[Figure data in JSON]
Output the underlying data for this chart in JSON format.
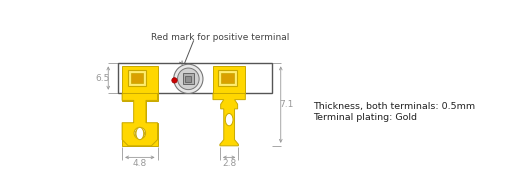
{
  "bg_color": "#ffffff",
  "gold_color": "#FFD700",
  "gold_dark": "#C8A800",
  "gray_color": "#999999",
  "line_color": "#555555",
  "red_color": "#CC0000",
  "text_color": "#333333",
  "annotation_text": "Red mark for positive terminal",
  "side_text_line1": "Thickness, both terminals: 0.5mm",
  "side_text_line2": "Terminal plating: Gold",
  "dim_65": "6.5",
  "dim_71": "7.1",
  "dim_48": "4.8",
  "dim_28": "2.8",
  "fig_width": 5.23,
  "fig_height": 1.95,
  "dpi": 100
}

WHAT IS NEEDED: The pictures should not appear in the copy; every other part of the records above must be returned exactly.

FINAL ANSWER:
Output the underlying data for this chart in JSON format.
{
  "bg_color": "#ffffff",
  "gold_color": "#FFD700",
  "gold_dark": "#C8A800",
  "gray_color": "#999999",
  "line_color": "#555555",
  "red_color": "#CC0000",
  "text_color": "#333333",
  "annotation_text": "Red mark for positive terminal",
  "side_text_line1": "Thickness, both terminals: 0.5mm",
  "side_text_line2": "Terminal plating: Gold",
  "dim_65": "6.5",
  "dim_71": "7.1",
  "dim_48": "4.8",
  "dim_28": "2.8",
  "fig_width": 5.23,
  "fig_height": 1.95,
  "dpi": 100
}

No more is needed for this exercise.